**** Provided records ****

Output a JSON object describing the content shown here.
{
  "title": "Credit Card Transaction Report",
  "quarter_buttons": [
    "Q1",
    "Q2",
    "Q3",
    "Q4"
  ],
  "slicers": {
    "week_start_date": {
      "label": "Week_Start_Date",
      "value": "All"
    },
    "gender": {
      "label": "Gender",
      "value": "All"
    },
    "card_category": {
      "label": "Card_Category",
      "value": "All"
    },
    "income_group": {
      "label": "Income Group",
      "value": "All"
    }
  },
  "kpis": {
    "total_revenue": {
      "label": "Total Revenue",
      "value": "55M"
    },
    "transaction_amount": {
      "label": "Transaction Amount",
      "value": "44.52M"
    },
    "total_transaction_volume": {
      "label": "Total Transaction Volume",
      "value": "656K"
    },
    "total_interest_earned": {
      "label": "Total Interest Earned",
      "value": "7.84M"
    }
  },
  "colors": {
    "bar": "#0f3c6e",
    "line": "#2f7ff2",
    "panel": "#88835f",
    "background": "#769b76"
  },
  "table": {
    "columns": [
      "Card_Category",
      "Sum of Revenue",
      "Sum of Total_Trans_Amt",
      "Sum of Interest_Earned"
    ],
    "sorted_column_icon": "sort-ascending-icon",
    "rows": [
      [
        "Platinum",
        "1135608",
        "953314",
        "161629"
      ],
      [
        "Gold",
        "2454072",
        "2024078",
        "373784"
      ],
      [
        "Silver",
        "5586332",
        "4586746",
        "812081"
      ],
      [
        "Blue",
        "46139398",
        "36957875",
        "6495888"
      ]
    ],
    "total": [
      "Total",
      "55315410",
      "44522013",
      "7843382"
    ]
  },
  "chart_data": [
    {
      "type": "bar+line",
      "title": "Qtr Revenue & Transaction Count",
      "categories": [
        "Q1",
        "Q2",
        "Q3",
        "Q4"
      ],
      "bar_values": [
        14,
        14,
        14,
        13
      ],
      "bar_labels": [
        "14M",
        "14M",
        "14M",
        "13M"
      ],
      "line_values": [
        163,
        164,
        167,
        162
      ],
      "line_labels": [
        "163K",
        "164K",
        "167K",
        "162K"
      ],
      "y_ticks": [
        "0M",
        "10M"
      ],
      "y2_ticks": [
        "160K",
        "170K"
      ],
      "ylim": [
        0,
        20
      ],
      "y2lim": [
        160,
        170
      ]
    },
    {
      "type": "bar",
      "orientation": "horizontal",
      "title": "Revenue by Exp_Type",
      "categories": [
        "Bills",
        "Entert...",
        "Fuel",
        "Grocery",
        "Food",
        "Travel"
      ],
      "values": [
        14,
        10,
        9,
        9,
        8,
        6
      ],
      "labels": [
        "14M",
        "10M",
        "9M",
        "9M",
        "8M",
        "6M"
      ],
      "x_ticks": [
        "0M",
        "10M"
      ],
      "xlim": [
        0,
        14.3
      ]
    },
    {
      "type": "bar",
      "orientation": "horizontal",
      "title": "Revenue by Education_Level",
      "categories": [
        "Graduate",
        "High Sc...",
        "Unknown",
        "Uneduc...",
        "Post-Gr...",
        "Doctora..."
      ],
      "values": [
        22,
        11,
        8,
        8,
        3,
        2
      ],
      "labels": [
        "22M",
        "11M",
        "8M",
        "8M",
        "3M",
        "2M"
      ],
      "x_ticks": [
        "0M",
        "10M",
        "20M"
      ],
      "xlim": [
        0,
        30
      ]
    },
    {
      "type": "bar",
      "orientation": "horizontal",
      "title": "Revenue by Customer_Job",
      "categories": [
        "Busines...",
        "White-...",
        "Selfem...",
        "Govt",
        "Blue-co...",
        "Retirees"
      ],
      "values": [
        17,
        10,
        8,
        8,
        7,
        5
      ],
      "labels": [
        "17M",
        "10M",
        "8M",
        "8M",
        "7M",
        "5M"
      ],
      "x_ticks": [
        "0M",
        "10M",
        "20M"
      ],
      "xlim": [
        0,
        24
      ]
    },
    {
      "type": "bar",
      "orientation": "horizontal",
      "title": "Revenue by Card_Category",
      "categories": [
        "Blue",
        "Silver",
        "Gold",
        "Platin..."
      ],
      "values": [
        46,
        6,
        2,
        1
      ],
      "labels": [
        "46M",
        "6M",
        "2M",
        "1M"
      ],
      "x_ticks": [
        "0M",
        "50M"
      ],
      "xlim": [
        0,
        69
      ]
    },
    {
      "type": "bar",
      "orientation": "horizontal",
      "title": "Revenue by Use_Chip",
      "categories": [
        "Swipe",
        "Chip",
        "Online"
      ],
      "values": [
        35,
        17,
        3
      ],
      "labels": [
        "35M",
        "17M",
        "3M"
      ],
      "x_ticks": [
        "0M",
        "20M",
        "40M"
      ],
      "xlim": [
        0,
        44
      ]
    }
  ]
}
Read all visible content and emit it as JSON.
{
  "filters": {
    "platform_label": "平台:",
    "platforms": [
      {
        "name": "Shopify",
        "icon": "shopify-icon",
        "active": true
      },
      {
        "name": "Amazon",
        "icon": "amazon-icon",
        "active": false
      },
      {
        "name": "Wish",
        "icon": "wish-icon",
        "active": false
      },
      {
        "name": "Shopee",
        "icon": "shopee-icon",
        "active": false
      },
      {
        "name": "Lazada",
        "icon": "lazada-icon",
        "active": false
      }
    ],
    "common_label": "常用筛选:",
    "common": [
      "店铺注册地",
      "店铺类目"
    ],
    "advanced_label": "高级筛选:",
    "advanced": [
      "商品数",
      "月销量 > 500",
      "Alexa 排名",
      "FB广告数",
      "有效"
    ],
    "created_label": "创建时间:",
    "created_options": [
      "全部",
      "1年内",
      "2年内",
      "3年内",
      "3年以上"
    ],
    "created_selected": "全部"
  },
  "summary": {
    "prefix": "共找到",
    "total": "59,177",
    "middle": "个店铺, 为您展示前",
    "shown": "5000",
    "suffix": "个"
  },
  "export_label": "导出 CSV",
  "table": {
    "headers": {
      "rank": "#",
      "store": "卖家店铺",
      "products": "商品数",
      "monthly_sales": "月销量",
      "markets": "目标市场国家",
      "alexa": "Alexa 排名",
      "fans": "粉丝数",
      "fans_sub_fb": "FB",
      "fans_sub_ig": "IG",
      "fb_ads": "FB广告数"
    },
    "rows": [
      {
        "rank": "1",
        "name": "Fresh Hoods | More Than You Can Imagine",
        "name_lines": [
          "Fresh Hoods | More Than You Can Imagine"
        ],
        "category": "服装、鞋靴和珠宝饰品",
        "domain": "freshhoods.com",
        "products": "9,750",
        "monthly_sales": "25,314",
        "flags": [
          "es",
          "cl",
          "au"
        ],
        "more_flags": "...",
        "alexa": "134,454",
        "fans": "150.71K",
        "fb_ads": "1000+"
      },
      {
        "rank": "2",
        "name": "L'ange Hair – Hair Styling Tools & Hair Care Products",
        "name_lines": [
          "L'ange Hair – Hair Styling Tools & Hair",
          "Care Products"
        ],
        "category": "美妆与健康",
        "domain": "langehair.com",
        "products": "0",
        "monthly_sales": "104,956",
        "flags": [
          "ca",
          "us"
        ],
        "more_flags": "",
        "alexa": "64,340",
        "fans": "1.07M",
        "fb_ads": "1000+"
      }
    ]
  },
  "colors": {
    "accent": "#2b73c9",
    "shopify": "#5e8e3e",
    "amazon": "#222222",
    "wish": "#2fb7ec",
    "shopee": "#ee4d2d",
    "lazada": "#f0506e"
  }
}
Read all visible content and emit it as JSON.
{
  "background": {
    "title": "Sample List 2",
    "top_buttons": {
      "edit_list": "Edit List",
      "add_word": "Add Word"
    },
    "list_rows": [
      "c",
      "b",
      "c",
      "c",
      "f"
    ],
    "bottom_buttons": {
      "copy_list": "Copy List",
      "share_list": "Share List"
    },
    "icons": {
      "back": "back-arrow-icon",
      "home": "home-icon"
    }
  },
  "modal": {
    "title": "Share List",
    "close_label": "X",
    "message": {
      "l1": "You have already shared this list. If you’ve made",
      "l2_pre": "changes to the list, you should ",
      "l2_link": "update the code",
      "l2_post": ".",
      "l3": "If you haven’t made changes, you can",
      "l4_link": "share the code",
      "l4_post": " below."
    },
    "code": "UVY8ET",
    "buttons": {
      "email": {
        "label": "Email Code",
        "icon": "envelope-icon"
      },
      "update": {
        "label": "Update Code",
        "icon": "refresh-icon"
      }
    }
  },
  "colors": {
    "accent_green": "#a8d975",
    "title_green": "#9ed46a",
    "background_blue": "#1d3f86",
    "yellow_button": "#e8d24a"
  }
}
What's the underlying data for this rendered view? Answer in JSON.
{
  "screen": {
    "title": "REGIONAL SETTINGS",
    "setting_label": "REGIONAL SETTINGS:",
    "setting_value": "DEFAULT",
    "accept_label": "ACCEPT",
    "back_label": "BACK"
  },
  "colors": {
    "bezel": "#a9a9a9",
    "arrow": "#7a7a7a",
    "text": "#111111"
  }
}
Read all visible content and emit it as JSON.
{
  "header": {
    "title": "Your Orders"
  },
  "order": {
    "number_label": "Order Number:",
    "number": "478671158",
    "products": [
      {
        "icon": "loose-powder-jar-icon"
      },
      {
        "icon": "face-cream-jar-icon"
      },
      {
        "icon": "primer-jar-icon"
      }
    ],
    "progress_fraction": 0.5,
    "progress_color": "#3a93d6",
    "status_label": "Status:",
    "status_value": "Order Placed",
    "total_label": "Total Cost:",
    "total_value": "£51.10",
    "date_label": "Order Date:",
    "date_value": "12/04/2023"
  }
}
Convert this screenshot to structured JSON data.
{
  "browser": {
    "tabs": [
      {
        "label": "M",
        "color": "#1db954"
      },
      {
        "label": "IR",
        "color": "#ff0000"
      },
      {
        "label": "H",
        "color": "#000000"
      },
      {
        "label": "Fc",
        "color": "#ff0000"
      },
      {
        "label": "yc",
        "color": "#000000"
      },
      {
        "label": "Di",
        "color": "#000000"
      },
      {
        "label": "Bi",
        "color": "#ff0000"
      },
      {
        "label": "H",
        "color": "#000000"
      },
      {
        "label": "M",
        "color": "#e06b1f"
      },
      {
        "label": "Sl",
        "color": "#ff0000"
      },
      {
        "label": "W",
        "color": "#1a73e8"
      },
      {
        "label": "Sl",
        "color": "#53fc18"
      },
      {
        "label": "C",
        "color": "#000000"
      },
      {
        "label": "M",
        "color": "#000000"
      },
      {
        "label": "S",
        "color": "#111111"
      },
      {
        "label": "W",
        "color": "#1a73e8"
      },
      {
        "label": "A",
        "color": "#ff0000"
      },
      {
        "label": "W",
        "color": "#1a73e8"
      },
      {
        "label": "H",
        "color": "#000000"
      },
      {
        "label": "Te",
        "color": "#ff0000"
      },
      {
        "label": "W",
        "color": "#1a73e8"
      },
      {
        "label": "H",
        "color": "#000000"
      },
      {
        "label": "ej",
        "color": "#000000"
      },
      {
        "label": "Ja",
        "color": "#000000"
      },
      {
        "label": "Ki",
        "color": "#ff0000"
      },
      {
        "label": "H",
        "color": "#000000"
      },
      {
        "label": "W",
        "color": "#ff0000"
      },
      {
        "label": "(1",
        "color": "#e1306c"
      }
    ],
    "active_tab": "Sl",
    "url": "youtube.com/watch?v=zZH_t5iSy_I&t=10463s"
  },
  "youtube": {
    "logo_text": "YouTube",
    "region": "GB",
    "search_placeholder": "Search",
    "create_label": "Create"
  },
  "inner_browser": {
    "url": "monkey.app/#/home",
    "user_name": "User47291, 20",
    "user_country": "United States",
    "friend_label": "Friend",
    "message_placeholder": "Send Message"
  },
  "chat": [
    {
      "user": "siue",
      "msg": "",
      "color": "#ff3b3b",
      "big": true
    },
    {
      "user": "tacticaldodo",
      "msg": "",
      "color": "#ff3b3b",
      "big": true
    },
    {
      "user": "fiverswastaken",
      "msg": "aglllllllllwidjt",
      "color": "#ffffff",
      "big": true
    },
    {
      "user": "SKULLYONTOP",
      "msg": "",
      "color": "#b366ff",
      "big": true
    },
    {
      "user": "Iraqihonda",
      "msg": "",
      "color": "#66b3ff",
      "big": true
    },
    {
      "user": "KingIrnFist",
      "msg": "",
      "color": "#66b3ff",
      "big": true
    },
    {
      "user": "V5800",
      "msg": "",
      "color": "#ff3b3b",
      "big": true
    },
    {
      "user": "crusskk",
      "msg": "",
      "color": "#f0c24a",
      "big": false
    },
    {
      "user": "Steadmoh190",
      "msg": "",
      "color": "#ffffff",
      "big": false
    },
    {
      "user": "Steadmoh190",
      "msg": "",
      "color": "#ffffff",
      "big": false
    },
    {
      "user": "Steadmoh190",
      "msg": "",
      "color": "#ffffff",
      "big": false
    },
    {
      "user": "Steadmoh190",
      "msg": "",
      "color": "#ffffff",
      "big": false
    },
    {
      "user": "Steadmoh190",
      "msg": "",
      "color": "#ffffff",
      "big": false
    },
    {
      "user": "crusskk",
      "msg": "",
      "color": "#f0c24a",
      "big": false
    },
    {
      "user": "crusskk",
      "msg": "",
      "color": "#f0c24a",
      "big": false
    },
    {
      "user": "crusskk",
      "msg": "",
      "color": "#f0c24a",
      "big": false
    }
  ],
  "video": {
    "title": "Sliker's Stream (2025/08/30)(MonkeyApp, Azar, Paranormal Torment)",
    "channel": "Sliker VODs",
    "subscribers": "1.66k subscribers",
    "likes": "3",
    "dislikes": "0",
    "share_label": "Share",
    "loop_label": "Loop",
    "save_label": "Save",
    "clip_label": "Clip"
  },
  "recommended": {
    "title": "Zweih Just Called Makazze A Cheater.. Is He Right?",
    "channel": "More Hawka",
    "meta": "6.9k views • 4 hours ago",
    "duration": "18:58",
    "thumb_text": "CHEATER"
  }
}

****

◆ Problem:
Where a line holds "shown", copy it out.

◆ Answer to the problem:
Output a JSON object describing the content shown here.
    "shown": "5000",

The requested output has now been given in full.